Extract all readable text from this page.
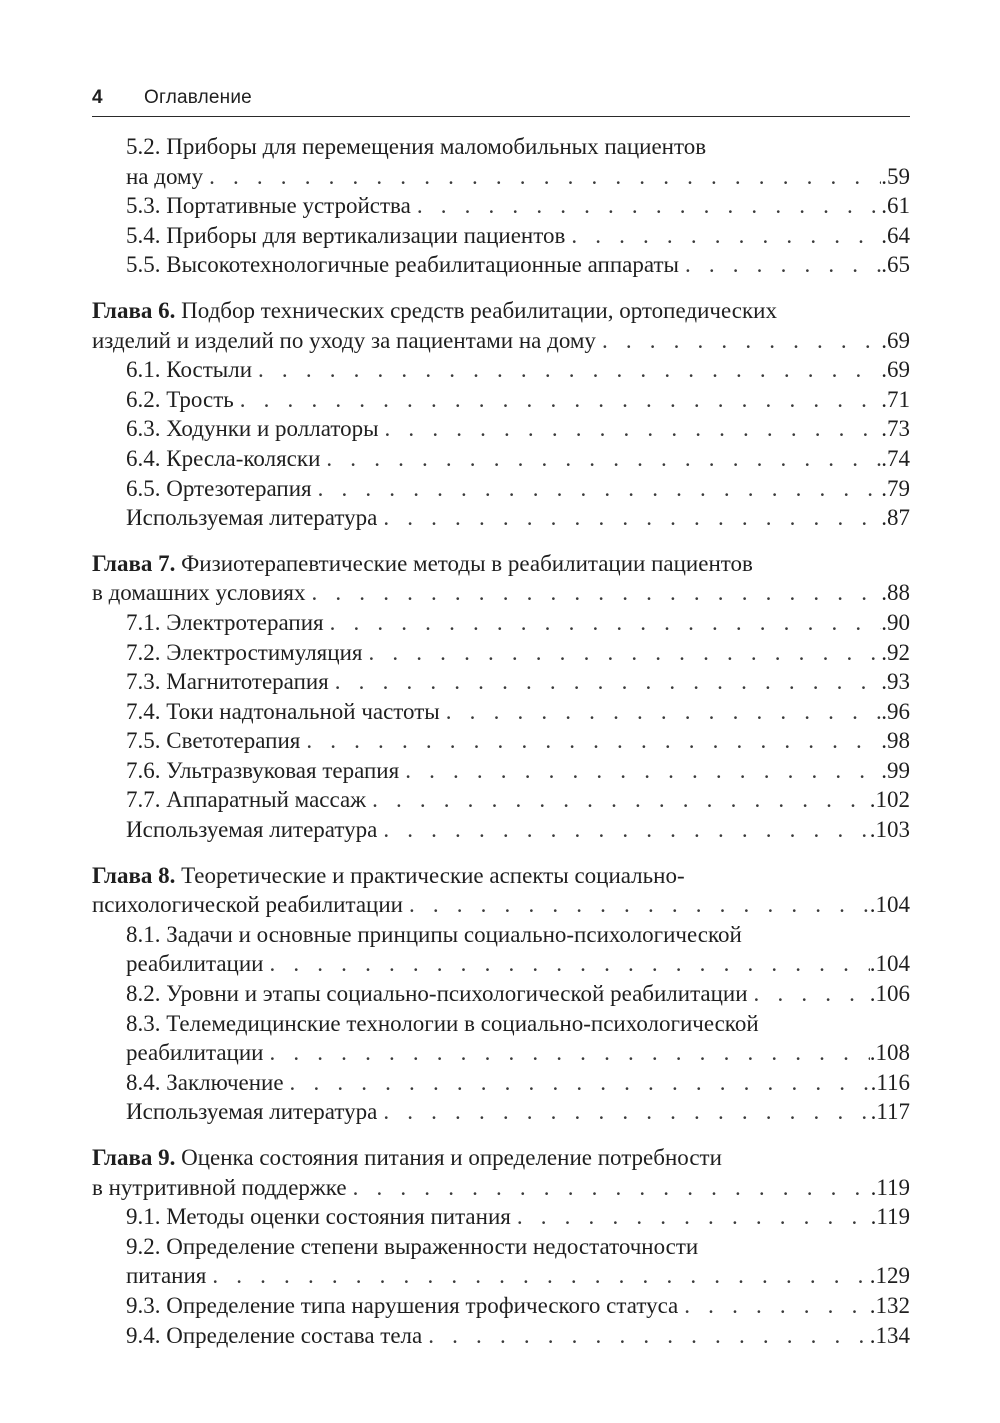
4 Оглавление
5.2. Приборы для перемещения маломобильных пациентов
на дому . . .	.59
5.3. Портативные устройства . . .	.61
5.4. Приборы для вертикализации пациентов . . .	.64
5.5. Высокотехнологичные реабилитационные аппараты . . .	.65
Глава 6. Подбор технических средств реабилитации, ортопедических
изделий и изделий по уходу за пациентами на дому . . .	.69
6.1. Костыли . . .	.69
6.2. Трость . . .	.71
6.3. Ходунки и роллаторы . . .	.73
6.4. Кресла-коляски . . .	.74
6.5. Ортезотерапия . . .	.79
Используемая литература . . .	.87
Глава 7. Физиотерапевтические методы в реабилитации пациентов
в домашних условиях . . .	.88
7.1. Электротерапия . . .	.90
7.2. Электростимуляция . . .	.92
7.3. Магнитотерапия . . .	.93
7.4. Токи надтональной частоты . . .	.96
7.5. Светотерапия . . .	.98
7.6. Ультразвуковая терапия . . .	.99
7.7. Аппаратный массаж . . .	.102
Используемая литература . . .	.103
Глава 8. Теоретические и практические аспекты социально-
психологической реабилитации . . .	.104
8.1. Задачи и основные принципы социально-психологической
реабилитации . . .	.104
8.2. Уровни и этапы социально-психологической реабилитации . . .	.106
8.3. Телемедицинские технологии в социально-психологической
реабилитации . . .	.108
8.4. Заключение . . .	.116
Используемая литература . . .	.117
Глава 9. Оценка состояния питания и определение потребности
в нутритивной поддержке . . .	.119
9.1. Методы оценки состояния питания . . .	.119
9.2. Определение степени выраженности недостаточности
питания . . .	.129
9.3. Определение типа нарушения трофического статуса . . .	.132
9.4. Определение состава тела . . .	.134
══════
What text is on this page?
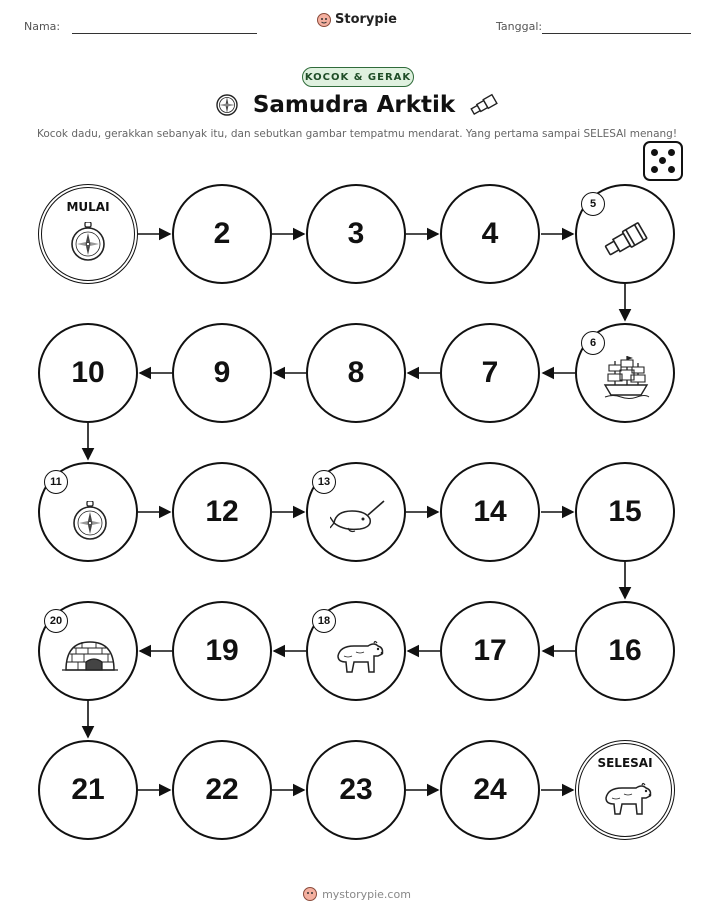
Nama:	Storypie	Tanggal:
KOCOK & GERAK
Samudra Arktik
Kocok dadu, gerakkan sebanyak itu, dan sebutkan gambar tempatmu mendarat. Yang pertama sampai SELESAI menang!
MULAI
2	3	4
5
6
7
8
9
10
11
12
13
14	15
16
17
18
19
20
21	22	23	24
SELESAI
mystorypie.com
══════
▶ _WHAT IS ASKED_
Among the lines of the records above, count those holding the string "психологической", and report only the number.

▶ _TASK RESULT_
4